**Problem to work on**
Exactly repeat all the records below, omitting the images they hold.

**Source data**
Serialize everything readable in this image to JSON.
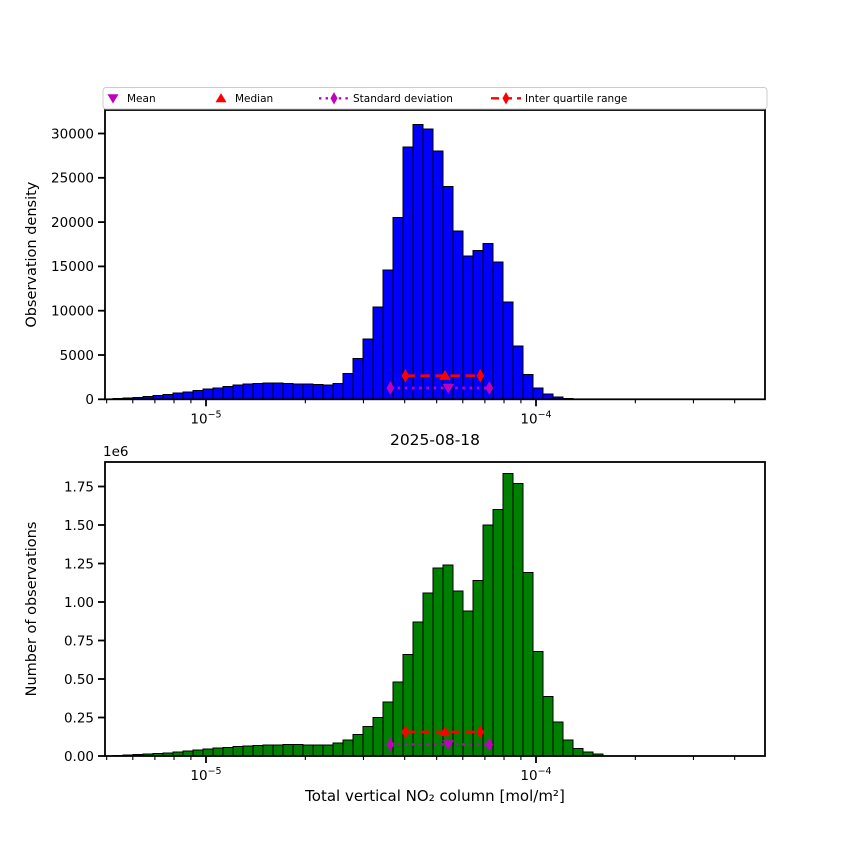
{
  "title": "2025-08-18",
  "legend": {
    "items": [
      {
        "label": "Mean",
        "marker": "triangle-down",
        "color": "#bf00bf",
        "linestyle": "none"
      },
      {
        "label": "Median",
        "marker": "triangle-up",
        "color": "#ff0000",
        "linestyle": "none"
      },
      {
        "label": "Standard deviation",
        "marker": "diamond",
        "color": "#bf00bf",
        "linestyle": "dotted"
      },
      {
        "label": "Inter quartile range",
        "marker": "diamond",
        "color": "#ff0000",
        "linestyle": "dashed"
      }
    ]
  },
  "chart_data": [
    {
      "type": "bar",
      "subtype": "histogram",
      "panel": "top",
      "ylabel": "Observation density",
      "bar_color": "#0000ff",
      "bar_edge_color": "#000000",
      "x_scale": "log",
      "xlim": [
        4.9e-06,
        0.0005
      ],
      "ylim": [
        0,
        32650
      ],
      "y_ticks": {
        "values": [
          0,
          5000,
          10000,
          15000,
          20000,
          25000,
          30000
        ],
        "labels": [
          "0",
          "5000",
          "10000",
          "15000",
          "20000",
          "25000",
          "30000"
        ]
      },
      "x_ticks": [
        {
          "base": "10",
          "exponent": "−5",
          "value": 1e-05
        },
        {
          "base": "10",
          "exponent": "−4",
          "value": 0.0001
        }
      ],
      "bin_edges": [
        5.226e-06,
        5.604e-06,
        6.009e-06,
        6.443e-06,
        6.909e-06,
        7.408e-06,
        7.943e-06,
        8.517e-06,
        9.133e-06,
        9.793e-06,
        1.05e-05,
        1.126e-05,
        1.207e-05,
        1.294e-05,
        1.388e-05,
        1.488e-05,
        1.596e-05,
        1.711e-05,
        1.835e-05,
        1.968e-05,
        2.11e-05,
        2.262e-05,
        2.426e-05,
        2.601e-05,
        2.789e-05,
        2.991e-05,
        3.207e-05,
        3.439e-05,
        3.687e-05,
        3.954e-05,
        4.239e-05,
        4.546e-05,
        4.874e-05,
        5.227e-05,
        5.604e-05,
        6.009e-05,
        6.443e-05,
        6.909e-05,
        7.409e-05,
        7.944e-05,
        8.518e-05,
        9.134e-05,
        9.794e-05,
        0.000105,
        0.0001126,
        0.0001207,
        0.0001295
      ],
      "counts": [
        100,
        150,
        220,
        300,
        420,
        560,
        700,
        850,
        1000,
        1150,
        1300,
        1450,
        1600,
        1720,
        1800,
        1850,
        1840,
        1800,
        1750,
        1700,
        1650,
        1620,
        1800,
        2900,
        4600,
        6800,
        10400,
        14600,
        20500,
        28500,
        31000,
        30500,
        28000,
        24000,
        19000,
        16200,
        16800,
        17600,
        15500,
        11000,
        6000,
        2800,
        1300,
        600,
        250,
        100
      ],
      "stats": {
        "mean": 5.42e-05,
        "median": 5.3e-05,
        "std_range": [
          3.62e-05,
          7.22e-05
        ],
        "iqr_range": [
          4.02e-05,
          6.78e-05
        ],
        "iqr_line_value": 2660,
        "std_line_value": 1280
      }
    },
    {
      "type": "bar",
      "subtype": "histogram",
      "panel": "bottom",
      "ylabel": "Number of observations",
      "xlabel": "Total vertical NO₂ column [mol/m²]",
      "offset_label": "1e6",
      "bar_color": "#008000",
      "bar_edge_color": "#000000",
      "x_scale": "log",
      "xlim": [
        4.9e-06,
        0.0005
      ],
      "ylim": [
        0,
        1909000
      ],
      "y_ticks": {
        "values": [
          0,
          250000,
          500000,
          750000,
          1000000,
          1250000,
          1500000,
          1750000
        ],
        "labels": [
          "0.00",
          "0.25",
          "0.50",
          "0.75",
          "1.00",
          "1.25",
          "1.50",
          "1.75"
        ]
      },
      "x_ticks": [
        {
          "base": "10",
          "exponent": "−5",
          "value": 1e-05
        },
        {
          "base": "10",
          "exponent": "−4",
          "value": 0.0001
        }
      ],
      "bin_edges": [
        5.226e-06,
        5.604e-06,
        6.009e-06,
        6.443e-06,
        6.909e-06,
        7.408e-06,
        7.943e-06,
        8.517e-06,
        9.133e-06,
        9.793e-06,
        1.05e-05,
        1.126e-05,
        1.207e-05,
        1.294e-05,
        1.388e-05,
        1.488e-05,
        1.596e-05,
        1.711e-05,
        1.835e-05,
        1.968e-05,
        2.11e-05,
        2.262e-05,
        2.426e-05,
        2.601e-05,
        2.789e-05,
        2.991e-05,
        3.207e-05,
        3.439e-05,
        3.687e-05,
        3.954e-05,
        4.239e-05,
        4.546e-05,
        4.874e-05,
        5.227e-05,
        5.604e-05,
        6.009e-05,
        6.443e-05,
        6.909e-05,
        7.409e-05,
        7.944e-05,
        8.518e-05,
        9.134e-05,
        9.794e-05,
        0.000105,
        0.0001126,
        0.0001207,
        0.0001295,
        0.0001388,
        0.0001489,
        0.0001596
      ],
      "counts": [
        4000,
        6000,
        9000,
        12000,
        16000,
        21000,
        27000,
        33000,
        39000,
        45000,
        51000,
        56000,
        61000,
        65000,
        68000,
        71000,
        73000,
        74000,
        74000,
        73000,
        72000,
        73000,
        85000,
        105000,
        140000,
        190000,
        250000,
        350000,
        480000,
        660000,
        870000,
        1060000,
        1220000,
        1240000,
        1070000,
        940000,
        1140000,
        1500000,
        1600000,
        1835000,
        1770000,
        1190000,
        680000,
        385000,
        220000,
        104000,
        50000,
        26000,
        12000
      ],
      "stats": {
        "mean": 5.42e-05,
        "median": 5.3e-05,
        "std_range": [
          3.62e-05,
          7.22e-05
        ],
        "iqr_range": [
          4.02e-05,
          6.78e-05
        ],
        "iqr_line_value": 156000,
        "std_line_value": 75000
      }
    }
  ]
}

**Exercise answer**
Serialize everything readable in this image to JSON.
{
  "title": "2025-08-18",
  "legend": {
    "items": [
      {
        "label": "Mean",
        "marker": "triangle-down",
        "color": "#bf00bf",
        "linestyle": "none"
      },
      {
        "label": "Median",
        "marker": "triangle-up",
        "color": "#ff0000",
        "linestyle": "none"
      },
      {
        "label": "Standard deviation",
        "marker": "diamond",
        "color": "#bf00bf",
        "linestyle": "dotted"
      },
      {
        "label": "Inter quartile range",
        "marker": "diamond",
        "color": "#ff0000",
        "linestyle": "dashed"
      }
    ]
  },
  "chart_data": [
    {
      "type": "bar",
      "subtype": "histogram",
      "panel": "top",
      "ylabel": "Observation density",
      "bar_color": "#0000ff",
      "bar_edge_color": "#000000",
      "x_scale": "log",
      "xlim": [
        4.9e-06,
        0.0005
      ],
      "ylim": [
        0,
        32650
      ],
      "y_ticks": {
        "values": [
          0,
          5000,
          10000,
          15000,
          20000,
          25000,
          30000
        ],
        "labels": [
          "0",
          "5000",
          "10000",
          "15000",
          "20000",
          "25000",
          "30000"
        ]
      },
      "x_ticks": [
        {
          "base": "10",
          "exponent": "−5",
          "value": 1e-05
        },
        {
          "base": "10",
          "exponent": "−4",
          "value": 0.0001
        }
      ],
      "bin_edges": [
        5.226e-06,
        5.604e-06,
        6.009e-06,
        6.443e-06,
        6.909e-06,
        7.408e-06,
        7.943e-06,
        8.517e-06,
        9.133e-06,
        9.793e-06,
        1.05e-05,
        1.126e-05,
        1.207e-05,
        1.294e-05,
        1.388e-05,
        1.488e-05,
        1.596e-05,
        1.711e-05,
        1.835e-05,
        1.968e-05,
        2.11e-05,
        2.262e-05,
        2.426e-05,
        2.601e-05,
        2.789e-05,
        2.991e-05,
        3.207e-05,
        3.439e-05,
        3.687e-05,
        3.954e-05,
        4.239e-05,
        4.546e-05,
        4.874e-05,
        5.227e-05,
        5.604e-05,
        6.009e-05,
        6.443e-05,
        6.909e-05,
        7.409e-05,
        7.944e-05,
        8.518e-05,
        9.134e-05,
        9.794e-05,
        0.000105,
        0.0001126,
        0.0001207,
        0.0001295
      ],
      "counts": [
        100,
        150,
        220,
        300,
        420,
        560,
        700,
        850,
        1000,
        1150,
        1300,
        1450,
        1600,
        1720,
        1800,
        1850,
        1840,
        1800,
        1750,
        1700,
        1650,
        1620,
        1800,
        2900,
        4600,
        6800,
        10400,
        14600,
        20500,
        28500,
        31000,
        30500,
        28000,
        24000,
        19000,
        16200,
        16800,
        17600,
        15500,
        11000,
        6000,
        2800,
        1300,
        600,
        250,
        100
      ],
      "stats": {
        "mean": 5.42e-05,
        "median": 5.3e-05,
        "std_range": [
          3.62e-05,
          7.22e-05
        ],
        "iqr_range": [
          4.02e-05,
          6.78e-05
        ],
        "iqr_line_value": 2660,
        "std_line_value": 1280
      }
    },
    {
      "type": "bar",
      "subtype": "histogram",
      "panel": "bottom",
      "ylabel": "Number of observations",
      "xlabel": "Total vertical NO₂ column [mol/m²]",
      "offset_label": "1e6",
      "bar_color": "#008000",
      "bar_edge_color": "#000000",
      "x_scale": "log",
      "xlim": [
        4.9e-06,
        0.0005
      ],
      "ylim": [
        0,
        1909000
      ],
      "y_ticks": {
        "values": [
          0,
          250000,
          500000,
          750000,
          1000000,
          1250000,
          1500000,
          1750000
        ],
        "labels": [
          "0.00",
          "0.25",
          "0.50",
          "0.75",
          "1.00",
          "1.25",
          "1.50",
          "1.75"
        ]
      },
      "x_ticks": [
        {
          "base": "10",
          "exponent": "−5",
          "value": 1e-05
        },
        {
          "base": "10",
          "exponent": "−4",
          "value": 0.0001
        }
      ],
      "bin_edges": [
        5.226e-06,
        5.604e-06,
        6.009e-06,
        6.443e-06,
        6.909e-06,
        7.408e-06,
        7.943e-06,
        8.517e-06,
        9.133e-06,
        9.793e-06,
        1.05e-05,
        1.126e-05,
        1.207e-05,
        1.294e-05,
        1.388e-05,
        1.488e-05,
        1.596e-05,
        1.711e-05,
        1.835e-05,
        1.968e-05,
        2.11e-05,
        2.262e-05,
        2.426e-05,
        2.601e-05,
        2.789e-05,
        2.991e-05,
        3.207e-05,
        3.439e-05,
        3.687e-05,
        3.954e-05,
        4.239e-05,
        4.546e-05,
        4.874e-05,
        5.227e-05,
        5.604e-05,
        6.009e-05,
        6.443e-05,
        6.909e-05,
        7.409e-05,
        7.944e-05,
        8.518e-05,
        9.134e-05,
        9.794e-05,
        0.000105,
        0.0001126,
        0.0001207,
        0.0001295,
        0.0001388,
        0.0001489,
        0.0001596
      ],
      "counts": [
        4000,
        6000,
        9000,
        12000,
        16000,
        21000,
        27000,
        33000,
        39000,
        45000,
        51000,
        56000,
        61000,
        65000,
        68000,
        71000,
        73000,
        74000,
        74000,
        73000,
        72000,
        73000,
        85000,
        105000,
        140000,
        190000,
        250000,
        350000,
        480000,
        660000,
        870000,
        1060000,
        1220000,
        1240000,
        1070000,
        940000,
        1140000,
        1500000,
        1600000,
        1835000,
        1770000,
        1190000,
        680000,
        385000,
        220000,
        104000,
        50000,
        26000,
        12000
      ],
      "stats": {
        "mean": 5.42e-05,
        "median": 5.3e-05,
        "std_range": [
          3.62e-05,
          7.22e-05
        ],
        "iqr_range": [
          4.02e-05,
          6.78e-05
        ],
        "iqr_line_value": 156000,
        "std_line_value": 75000
      }
    }
  ]
}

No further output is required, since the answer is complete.